> [PROBLEM]
Below is a listing. Gather each line of it that contains "value".

Stored data entries
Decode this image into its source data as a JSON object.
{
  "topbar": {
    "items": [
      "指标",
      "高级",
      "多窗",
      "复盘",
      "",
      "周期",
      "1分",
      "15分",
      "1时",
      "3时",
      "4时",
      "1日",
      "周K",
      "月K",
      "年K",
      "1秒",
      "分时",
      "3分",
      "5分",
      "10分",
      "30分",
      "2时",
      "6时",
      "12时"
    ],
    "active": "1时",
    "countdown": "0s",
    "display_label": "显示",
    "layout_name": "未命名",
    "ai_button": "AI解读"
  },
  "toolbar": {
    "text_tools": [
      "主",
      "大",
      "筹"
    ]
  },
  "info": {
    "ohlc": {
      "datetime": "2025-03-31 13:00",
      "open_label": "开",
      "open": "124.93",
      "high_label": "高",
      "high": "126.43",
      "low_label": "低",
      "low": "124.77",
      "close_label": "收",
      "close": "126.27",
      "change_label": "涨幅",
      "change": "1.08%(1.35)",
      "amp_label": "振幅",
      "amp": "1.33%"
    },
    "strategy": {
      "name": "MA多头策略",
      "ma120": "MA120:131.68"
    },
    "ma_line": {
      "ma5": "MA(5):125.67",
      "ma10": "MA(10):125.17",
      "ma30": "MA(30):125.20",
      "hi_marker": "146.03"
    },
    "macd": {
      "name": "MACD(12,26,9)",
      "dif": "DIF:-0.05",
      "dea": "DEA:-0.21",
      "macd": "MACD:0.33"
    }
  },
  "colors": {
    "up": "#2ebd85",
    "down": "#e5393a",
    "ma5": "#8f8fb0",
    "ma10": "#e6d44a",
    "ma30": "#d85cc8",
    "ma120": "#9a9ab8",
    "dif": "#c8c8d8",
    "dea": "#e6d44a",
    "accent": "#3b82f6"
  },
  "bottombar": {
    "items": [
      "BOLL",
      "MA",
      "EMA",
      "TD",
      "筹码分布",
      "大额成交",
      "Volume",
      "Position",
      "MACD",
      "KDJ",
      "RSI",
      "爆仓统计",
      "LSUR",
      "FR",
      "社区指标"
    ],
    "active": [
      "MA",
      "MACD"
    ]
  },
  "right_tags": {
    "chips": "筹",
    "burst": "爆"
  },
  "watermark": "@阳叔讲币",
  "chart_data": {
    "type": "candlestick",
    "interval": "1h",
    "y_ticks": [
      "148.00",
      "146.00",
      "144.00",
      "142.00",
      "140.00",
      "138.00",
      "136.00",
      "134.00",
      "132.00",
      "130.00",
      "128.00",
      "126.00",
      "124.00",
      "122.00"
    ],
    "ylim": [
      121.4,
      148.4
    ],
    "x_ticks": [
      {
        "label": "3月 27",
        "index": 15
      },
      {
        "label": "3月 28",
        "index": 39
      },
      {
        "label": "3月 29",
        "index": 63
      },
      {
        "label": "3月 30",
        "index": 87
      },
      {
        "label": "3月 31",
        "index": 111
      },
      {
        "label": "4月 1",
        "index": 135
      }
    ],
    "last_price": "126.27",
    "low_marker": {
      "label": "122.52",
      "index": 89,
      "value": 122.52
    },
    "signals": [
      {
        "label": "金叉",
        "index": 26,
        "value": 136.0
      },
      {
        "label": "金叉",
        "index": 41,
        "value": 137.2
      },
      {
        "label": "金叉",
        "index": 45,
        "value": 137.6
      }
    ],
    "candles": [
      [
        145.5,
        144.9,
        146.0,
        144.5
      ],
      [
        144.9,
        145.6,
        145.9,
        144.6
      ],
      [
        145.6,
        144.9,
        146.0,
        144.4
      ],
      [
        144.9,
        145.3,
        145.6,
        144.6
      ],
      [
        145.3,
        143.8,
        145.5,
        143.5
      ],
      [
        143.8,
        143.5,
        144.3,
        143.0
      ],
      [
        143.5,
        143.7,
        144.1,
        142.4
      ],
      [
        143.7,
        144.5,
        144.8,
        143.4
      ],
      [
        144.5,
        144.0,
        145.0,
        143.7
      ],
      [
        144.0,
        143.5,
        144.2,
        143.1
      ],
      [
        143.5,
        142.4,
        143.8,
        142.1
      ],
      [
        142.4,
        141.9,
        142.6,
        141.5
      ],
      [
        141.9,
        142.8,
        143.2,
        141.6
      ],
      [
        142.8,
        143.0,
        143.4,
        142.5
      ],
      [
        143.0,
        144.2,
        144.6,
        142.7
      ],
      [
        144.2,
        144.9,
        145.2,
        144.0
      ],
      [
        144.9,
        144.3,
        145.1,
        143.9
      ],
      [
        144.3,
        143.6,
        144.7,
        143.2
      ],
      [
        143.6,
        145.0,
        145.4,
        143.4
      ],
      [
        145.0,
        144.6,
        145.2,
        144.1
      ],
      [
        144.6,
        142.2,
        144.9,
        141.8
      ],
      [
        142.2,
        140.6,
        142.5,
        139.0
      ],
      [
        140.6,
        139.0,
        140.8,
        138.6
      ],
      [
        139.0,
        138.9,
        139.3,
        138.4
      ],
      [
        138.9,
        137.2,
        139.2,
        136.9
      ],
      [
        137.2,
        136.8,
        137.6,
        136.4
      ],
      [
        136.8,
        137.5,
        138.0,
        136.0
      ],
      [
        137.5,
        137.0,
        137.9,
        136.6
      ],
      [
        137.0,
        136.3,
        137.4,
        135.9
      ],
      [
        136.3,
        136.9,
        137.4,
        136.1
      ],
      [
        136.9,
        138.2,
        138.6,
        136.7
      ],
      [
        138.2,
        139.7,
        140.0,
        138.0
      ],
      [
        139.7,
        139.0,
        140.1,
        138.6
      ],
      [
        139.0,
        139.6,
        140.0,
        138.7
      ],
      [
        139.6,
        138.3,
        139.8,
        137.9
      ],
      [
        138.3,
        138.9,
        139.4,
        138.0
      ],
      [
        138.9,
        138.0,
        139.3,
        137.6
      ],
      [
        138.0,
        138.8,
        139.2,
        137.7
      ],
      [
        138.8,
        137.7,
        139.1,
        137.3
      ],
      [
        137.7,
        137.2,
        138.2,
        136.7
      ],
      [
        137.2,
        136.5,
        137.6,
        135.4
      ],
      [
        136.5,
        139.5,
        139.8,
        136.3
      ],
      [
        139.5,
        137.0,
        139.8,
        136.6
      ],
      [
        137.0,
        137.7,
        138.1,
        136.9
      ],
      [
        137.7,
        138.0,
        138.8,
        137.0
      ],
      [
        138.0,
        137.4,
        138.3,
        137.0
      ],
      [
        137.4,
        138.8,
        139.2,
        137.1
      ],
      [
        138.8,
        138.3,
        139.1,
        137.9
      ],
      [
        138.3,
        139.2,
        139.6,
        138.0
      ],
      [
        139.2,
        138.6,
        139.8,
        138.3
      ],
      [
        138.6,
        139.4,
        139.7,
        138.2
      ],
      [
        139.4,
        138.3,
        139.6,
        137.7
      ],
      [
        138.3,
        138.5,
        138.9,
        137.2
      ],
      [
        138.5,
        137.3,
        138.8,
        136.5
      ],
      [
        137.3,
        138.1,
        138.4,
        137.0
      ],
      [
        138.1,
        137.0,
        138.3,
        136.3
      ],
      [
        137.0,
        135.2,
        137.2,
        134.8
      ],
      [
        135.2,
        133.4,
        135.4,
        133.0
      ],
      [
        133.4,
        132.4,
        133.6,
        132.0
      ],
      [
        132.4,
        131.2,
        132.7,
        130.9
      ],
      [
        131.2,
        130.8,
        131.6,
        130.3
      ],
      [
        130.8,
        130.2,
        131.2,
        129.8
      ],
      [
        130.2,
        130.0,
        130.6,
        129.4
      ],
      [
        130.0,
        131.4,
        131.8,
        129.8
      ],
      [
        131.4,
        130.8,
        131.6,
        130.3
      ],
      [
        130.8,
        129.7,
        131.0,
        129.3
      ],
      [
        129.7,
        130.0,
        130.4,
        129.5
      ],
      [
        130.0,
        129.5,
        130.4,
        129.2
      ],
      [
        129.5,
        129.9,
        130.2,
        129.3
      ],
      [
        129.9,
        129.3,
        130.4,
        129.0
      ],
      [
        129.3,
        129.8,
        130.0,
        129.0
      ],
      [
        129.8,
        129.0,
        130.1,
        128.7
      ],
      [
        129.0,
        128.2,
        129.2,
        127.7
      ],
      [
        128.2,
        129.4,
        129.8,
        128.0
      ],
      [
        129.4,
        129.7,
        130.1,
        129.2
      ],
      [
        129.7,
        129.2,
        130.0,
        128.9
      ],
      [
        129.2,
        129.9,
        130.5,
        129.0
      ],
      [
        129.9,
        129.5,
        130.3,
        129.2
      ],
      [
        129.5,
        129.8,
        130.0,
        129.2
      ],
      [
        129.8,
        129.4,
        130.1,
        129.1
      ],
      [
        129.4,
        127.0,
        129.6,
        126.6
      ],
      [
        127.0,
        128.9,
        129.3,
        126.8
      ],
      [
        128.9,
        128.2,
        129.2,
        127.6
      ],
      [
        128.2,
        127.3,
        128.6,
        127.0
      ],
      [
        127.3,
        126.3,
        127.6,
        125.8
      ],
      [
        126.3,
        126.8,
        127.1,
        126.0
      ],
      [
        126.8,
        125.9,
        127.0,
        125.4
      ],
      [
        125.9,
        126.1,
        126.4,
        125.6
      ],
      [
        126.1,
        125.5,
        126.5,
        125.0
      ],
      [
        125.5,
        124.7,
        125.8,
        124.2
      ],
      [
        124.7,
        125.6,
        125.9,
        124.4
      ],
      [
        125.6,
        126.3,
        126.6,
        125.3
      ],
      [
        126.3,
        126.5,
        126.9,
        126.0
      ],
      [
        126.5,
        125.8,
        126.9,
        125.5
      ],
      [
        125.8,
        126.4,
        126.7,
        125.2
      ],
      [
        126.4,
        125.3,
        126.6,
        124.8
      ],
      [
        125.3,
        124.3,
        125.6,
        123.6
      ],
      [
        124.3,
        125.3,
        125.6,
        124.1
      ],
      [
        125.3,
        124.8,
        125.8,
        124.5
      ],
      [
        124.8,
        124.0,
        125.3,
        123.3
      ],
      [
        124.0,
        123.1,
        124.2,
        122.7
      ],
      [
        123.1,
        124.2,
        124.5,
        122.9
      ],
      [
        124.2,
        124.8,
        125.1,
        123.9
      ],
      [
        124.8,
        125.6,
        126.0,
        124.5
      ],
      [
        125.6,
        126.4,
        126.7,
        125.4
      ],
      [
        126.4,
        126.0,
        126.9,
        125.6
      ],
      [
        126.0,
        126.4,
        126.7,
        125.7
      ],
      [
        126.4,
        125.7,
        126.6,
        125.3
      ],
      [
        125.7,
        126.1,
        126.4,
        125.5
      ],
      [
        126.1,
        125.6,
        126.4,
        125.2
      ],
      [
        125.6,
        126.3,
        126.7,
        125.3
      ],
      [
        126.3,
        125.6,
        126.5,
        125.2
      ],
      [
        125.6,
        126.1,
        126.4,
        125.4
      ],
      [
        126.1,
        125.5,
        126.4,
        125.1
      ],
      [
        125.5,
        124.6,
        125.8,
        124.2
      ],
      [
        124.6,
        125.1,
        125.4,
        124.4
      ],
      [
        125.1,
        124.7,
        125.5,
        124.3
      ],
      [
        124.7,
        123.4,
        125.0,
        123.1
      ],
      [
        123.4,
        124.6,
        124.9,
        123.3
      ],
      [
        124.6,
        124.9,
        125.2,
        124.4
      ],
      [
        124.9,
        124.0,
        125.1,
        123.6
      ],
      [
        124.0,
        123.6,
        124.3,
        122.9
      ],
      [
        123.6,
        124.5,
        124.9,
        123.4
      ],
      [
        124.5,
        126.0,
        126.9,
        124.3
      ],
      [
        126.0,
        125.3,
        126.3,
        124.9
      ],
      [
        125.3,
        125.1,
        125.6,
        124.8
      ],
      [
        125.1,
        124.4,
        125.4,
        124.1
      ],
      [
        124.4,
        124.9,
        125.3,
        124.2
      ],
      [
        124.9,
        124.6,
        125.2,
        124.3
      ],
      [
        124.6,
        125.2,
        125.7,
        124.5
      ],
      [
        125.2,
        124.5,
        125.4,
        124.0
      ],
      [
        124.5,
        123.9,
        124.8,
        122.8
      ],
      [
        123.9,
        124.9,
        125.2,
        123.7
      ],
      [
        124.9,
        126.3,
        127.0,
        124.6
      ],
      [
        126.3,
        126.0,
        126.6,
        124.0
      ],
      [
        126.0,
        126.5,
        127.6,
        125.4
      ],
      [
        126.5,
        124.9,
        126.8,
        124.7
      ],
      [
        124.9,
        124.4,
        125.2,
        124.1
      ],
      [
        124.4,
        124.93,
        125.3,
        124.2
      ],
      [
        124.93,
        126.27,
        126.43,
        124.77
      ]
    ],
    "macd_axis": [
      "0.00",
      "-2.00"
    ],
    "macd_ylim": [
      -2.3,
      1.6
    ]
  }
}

> [ANSWER]
      "value": 122.52
        "value": 136.0
        "value": 137.2
        "value": 137.6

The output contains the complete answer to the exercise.